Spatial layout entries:
※ ※ ※

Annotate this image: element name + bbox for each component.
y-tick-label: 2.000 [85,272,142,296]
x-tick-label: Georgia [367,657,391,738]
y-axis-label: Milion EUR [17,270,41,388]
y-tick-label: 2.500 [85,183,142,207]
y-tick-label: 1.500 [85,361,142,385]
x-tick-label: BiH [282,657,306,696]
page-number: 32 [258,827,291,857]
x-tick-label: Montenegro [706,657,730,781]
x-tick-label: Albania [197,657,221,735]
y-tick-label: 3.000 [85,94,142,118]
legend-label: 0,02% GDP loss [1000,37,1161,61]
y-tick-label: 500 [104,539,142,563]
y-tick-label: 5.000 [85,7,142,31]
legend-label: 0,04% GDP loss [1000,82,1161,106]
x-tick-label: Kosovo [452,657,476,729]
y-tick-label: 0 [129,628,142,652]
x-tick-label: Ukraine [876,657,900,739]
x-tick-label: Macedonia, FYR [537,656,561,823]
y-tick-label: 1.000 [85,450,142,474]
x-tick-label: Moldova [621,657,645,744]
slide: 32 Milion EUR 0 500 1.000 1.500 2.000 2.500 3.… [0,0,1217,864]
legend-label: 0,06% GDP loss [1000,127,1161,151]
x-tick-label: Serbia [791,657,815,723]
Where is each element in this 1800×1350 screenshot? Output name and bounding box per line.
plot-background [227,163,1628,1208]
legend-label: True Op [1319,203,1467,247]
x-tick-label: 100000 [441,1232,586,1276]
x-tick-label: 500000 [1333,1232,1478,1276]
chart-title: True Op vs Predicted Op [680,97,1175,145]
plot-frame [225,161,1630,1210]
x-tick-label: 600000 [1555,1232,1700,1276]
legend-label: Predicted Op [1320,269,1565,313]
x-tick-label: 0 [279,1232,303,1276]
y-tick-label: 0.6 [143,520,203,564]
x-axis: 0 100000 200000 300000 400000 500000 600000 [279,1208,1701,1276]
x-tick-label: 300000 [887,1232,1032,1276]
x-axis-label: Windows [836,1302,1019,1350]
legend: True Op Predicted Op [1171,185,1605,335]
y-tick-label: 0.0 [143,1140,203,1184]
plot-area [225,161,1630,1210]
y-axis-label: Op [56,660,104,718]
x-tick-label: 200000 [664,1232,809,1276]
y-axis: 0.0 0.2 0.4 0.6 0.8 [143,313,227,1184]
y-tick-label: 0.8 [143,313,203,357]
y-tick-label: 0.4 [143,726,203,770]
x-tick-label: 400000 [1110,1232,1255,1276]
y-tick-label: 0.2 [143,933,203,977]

※ ※ ※

Directions >>
Please output every line of the entries above as a numbered list, leaving out any blank lines.

Worked solution >>
1. Annotate this image: element name + bbox for each component.
2. y-tick-label: 2.000 [85,272,142,296]
3. x-tick-label: Georgia [367,657,391,738]
4. y-axis-label: Milion EUR [17,270,41,388]
5. y-tick-label: 2.500 [85,183,142,207]
6. y-tick-label: 1.500 [85,361,142,385]
7. x-tick-label: BiH [282,657,306,696]
8. page-number: 32 [258,827,291,857]
9. x-tick-label: Montenegro [706,657,730,781]
10. x-tick-label: Albania [197,657,221,735]
11. y-tick-label: 3.000 [85,94,142,118]
12. legend-label: 0,02% GDP loss [1000,37,1161,61]
13. y-tick-label: 500 [104,539,142,563]
14. y-tick-label: 5.000 [85,7,142,31]
15. legend-label: 0,04% GDP loss [1000,82,1161,106]
16. x-tick-label: Kosovo [452,657,476,729]
17. y-tick-label: 0 [129,628,142,652]
18. x-tick-label: Ukraine [876,657,900,739]
19. x-tick-label: Macedonia, FYR [537,656,561,823]
20. y-tick-label: 1.000 [85,450,142,474]
21. x-tick-label: Moldova [621,657,645,744]
22. slide: 32 Milion EUR 0 500 1.000 1.500 2.000 2.500 3.… [0,0,1217,864]
23. legend-label: 0,06% GDP loss [1000,127,1161,151]
24. x-tick-label: Serbia [791,657,815,723]
25. Where is each element in this 1800×1350 screenshot? Output name and bounding box per line.
26. plot-background [227,163,1628,1208]
27. legend-label: True Op [1319,203,1467,247]
28. x-tick-label: 100000 [441,1232,586,1276]
29. x-tick-label: 500000 [1333,1232,1478,1276]
30. chart-title: True Op vs Predicted Op [680,97,1175,145]
31. plot-frame [225,161,1630,1210]
32. x-tick-label: 600000 [1555,1232,1700,1276]
33. legend-label: Predicted Op [1320,269,1565,313]
34. x-tick-label: 0 [279,1232,303,1276]
35. y-tick-label: 0.6 [143,520,203,564]
36. x-axis: 0 100000 200000 300000 400000 500000 600000 [279,1208,1701,1276]
37. x-tick-label: 300000 [887,1232,1032,1276]
38. x-axis-label: Windows [836,1302,1019,1350]
39. legend: True Op Predicted Op [1171,185,1605,335]
40. y-tick-label: 0.0 [143,1140,203,1184]
41. plot-area [225,161,1630,1210]
42. y-axis-label: Op [56,660,104,718]
43. x-tick-label: 200000 [664,1232,809,1276]
44. y-axis: 0.0 0.2 0.4 0.6 0.8 [143,313,227,1184]
45. y-tick-label: 0.8 [143,313,203,357]
46. y-tick-label: 0.4 [143,726,203,770]
47. x-tick-label: 400000 [1110,1232,1255,1276]
48. y-tick-label: 0.2 [143,933,203,977]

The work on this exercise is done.